**Items from a data source:**
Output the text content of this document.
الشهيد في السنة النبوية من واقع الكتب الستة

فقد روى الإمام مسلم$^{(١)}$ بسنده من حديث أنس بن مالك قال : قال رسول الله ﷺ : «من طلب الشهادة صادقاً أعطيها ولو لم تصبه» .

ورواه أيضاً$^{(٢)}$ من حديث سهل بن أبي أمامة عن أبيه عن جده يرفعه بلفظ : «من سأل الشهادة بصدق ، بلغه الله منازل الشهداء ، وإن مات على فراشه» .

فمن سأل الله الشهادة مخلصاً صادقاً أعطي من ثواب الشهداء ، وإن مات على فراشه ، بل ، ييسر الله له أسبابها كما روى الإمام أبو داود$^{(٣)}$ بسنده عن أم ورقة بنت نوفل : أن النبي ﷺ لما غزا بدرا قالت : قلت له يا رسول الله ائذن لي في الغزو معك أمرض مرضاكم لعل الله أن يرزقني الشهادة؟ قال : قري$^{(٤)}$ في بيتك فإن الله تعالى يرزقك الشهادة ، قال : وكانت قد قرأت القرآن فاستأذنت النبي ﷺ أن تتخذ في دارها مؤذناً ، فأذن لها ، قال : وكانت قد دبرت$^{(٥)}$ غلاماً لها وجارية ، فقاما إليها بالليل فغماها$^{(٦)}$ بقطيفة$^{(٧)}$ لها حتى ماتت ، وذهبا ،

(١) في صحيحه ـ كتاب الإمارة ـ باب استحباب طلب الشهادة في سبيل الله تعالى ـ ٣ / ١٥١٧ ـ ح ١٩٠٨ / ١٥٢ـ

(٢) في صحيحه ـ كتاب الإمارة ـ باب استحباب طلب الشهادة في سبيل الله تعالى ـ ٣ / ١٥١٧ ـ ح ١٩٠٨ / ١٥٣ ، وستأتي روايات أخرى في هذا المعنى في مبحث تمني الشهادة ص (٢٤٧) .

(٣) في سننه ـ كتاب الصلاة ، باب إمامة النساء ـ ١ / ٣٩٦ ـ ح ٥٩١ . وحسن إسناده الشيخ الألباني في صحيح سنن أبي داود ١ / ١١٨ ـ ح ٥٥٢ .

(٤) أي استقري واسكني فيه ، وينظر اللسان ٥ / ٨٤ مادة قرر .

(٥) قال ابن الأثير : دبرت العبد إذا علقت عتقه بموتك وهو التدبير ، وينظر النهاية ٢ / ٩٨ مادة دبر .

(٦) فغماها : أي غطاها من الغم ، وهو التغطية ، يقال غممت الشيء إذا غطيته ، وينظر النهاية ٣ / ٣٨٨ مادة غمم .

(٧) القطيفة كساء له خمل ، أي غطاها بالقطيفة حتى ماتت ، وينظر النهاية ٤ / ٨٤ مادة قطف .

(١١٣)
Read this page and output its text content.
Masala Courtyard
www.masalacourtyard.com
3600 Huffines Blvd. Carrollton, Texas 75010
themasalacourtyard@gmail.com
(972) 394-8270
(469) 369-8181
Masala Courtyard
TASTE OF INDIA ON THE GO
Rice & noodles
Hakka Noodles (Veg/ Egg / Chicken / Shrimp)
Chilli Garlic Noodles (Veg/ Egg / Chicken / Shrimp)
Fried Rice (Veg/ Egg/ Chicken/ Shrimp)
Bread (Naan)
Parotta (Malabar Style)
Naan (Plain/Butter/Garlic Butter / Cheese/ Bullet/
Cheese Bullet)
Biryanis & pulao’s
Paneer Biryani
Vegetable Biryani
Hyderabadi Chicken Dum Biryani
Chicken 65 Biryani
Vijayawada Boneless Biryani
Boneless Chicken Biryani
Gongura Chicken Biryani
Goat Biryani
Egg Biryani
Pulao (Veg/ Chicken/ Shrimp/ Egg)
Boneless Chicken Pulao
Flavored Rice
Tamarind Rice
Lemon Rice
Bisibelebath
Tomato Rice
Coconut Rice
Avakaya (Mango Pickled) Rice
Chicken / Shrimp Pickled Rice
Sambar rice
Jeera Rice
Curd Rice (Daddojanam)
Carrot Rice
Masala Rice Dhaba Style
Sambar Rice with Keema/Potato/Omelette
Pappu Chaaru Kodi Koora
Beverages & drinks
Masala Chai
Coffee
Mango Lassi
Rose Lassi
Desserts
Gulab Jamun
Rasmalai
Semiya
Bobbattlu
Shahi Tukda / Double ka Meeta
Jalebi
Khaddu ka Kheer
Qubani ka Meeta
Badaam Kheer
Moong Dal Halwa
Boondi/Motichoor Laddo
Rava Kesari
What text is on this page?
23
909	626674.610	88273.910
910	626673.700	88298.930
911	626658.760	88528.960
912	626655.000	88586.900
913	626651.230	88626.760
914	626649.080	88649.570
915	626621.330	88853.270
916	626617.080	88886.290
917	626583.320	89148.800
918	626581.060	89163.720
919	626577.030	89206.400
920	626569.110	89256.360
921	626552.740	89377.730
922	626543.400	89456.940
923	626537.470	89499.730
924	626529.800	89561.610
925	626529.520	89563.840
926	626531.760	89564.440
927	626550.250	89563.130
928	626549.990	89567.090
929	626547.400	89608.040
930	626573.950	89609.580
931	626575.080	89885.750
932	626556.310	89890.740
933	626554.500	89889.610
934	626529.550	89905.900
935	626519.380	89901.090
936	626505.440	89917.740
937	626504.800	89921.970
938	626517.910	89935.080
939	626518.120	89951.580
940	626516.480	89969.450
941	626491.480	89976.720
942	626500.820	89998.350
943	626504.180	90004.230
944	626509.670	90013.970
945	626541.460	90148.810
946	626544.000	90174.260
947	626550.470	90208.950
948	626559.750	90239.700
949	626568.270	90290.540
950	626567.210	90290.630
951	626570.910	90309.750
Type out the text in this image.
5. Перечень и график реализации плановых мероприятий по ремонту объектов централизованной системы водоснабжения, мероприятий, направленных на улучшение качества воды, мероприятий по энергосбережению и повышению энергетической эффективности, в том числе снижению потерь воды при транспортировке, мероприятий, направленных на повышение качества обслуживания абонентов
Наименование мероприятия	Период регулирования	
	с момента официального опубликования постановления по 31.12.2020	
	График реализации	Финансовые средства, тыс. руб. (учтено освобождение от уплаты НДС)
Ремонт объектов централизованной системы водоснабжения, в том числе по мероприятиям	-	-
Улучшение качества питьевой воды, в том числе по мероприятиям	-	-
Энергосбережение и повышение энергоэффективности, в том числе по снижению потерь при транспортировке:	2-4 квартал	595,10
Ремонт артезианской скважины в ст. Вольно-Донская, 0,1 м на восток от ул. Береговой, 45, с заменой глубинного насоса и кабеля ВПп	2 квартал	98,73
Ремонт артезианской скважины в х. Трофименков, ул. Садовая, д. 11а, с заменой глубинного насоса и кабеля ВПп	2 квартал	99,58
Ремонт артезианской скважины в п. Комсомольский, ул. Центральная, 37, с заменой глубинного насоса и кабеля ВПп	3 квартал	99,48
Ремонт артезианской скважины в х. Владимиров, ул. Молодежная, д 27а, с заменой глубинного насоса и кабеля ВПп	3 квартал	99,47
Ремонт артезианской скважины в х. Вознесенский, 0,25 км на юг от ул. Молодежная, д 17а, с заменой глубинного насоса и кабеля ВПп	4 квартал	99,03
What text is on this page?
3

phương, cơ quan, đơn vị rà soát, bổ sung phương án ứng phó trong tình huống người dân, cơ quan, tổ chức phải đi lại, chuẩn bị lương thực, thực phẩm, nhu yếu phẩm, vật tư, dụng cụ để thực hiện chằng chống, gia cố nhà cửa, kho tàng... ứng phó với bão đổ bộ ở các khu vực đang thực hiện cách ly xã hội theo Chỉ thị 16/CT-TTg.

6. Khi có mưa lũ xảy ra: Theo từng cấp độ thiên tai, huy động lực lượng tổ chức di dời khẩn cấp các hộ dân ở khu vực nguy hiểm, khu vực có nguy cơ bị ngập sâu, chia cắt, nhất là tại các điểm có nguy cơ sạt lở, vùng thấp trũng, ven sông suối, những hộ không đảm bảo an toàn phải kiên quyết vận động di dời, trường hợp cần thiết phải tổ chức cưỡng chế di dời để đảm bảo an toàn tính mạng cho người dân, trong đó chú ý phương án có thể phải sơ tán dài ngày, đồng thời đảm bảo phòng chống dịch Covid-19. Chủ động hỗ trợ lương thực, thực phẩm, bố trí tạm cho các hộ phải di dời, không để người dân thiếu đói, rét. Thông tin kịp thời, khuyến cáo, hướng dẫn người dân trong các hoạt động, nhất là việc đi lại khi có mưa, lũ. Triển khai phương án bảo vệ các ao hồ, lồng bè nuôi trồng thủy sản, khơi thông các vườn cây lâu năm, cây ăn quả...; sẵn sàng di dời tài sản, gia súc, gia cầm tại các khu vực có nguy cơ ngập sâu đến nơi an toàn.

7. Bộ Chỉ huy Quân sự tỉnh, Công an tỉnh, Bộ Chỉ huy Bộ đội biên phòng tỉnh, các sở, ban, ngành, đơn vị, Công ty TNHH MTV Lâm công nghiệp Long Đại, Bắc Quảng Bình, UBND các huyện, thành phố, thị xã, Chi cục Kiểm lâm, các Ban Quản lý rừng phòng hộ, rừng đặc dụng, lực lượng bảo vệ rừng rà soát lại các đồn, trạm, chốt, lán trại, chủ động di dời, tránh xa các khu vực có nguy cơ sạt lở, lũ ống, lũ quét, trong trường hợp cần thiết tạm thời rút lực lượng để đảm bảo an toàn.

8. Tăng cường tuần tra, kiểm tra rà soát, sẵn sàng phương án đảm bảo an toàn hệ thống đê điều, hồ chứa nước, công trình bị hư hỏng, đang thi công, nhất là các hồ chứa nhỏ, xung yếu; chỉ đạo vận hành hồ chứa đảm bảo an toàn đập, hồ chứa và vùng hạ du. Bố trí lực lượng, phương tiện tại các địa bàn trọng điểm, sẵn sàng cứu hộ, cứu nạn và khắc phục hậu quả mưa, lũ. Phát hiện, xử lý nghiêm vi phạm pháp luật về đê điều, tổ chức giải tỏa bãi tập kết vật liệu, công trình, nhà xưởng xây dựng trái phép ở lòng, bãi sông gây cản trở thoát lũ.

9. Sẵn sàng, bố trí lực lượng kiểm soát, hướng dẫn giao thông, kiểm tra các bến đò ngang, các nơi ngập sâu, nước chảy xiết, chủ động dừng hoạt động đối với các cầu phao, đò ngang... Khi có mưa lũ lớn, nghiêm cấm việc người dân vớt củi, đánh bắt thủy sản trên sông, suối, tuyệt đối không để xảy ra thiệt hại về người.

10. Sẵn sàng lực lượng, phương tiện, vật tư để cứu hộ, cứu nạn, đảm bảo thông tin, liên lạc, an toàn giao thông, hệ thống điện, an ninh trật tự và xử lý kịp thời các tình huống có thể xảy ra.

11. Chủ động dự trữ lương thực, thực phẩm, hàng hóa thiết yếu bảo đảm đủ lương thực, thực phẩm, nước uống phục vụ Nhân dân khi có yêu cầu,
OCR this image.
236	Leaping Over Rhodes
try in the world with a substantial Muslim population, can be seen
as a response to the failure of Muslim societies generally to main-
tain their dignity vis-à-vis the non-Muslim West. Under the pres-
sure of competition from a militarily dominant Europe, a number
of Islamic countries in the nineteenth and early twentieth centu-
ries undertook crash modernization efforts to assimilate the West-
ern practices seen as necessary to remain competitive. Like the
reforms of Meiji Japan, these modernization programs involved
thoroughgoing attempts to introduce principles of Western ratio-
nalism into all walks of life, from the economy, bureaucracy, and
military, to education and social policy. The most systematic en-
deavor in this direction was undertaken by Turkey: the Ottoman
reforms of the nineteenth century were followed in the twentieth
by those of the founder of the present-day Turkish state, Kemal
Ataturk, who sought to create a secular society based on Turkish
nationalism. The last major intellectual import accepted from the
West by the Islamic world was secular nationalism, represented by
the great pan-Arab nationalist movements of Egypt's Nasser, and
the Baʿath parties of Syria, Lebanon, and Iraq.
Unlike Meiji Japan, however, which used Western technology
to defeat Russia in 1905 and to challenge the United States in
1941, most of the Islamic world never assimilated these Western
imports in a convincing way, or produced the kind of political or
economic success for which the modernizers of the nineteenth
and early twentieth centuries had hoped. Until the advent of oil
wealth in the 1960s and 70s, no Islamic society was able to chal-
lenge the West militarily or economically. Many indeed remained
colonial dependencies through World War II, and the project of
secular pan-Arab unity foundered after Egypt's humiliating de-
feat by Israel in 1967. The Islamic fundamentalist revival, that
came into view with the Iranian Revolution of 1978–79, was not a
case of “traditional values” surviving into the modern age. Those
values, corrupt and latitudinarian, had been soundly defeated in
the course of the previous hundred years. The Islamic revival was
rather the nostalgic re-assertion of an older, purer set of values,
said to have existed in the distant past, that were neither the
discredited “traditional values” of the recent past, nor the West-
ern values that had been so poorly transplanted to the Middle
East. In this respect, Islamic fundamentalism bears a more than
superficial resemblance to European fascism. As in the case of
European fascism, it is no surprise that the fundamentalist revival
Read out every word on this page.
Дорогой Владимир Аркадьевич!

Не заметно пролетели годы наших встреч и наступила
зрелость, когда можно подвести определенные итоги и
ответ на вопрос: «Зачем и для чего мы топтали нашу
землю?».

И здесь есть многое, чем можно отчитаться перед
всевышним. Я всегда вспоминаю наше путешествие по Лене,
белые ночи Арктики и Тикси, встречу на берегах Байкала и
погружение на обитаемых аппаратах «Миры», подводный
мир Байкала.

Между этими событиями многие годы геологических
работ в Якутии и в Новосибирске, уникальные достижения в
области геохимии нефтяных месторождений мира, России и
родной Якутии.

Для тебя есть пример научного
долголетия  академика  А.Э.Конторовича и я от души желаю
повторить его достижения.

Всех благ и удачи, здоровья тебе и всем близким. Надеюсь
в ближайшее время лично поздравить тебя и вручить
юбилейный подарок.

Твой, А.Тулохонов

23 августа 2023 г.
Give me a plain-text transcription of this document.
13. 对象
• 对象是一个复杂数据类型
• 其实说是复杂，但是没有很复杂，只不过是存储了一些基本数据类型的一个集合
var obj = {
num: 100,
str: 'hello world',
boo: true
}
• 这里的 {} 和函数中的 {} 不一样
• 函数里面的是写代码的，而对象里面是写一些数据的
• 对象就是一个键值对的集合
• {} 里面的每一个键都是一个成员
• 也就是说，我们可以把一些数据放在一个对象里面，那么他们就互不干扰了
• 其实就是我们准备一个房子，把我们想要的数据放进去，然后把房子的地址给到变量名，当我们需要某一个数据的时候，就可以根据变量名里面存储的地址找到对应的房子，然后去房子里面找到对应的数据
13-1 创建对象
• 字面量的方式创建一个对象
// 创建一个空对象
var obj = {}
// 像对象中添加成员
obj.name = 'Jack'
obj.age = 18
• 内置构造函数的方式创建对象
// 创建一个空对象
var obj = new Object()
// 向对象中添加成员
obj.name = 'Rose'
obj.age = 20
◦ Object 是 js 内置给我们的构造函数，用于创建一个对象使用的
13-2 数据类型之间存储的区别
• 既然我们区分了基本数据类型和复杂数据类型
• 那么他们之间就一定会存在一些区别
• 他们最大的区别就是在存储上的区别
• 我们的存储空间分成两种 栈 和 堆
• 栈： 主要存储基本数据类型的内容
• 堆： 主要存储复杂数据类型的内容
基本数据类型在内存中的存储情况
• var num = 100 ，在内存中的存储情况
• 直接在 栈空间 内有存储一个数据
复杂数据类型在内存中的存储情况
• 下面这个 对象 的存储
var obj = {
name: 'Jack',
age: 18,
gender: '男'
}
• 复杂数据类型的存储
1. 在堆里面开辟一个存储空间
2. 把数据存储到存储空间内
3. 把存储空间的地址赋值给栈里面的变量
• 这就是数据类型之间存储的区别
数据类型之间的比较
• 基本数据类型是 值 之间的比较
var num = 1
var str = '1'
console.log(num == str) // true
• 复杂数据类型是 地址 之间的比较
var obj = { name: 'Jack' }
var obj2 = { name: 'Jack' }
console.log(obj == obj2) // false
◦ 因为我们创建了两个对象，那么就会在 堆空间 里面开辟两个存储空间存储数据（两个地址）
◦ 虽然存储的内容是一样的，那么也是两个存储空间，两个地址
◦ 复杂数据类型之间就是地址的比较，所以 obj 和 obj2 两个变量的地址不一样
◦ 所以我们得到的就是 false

**What is expected:** Return exactly the lines of the data, and only those, from the line with "Give me a plain-text" through the last line, inclusive.

**Answer to this exercise:**
Give me a plain-text transcription of this document.
13. 对象
• 对象是一个复杂数据类型
• 其实说是复杂，但是没有很复杂，只不过是存储了一些基本数据类型的一个集合
var obj = {
num: 100,
str: 'hello world',
boo: true
}
• 这里的 {} 和函数中的 {} 不一样
• 函数里面的是写代码的，而对象里面是写一些数据的
• 对象就是一个键值对的集合
• {} 里面的每一个键都是一个成员
• 也就是说，我们可以把一些数据放在一个对象里面，那么他们就互不干扰了
• 其实就是我们准备一个房子，把我们想要的数据放进去，然后把房子的地址给到变量名，当我们需要某一个数据的时候，就可以根据变量名里面存储的地址找到对应的房子，然后去房子里面找到对应的数据
13-1 创建对象
• 字面量的方式创建一个对象
// 创建一个空对象
var obj = {}
// 像对象中添加成员
obj.name = 'Jack'
obj.age = 18
• 内置构造函数的方式创建对象
// 创建一个空对象
var obj = new Object()
// 向对象中添加成员
obj.name = 'Rose'
obj.age = 20
◦ Object 是 js 内置给我们的构造函数，用于创建一个对象使用的
13-2 数据类型之间存储的区别
• 既然我们区分了基本数据类型和复杂数据类型
• 那么他们之间就一定会存在一些区别
• 他们最大的区别就是在存储上的区别
• 我们的存储空间分成两种 栈 和 堆
• 栈： 主要存储基本数据类型的内容
• 堆： 主要存储复杂数据类型的内容
基本数据类型在内存中的存储情况
• var num = 100 ，在内存中的存储情况
• 直接在 栈空间 内有存储一个数据
复杂数据类型在内存中的存储情况
• 下面这个 对象 的存储
var obj = {
name: 'Jack',
age: 18,
gender: '男'
}
• 复杂数据类型的存储
1. 在堆里面开辟一个存储空间
2. 把数据存储到存储空间内
3. 把存储空间的地址赋值给栈里面的变量
• 这就是数据类型之间存储的区别
数据类型之间的比较
• 基本数据类型是 值 之间的比较
var num = 1
var str = '1'
console.log(num == str) // true
• 复杂数据类型是 地址 之间的比较
var obj = { name: 'Jack' }
var obj2 = { name: 'Jack' }
console.log(obj == obj2) // false
◦ 因为我们创建了两个对象，那么就会在 堆空间 里面开辟两个存储空间存储数据（两个地址）
◦ 虽然存储的内容是一样的，那么也是两个存储空间，两个地址
◦ 复杂数据类型之间就是地址的比较，所以 obj 和 obj2 两个变量的地址不一样
◦ 所以我们得到的就是 false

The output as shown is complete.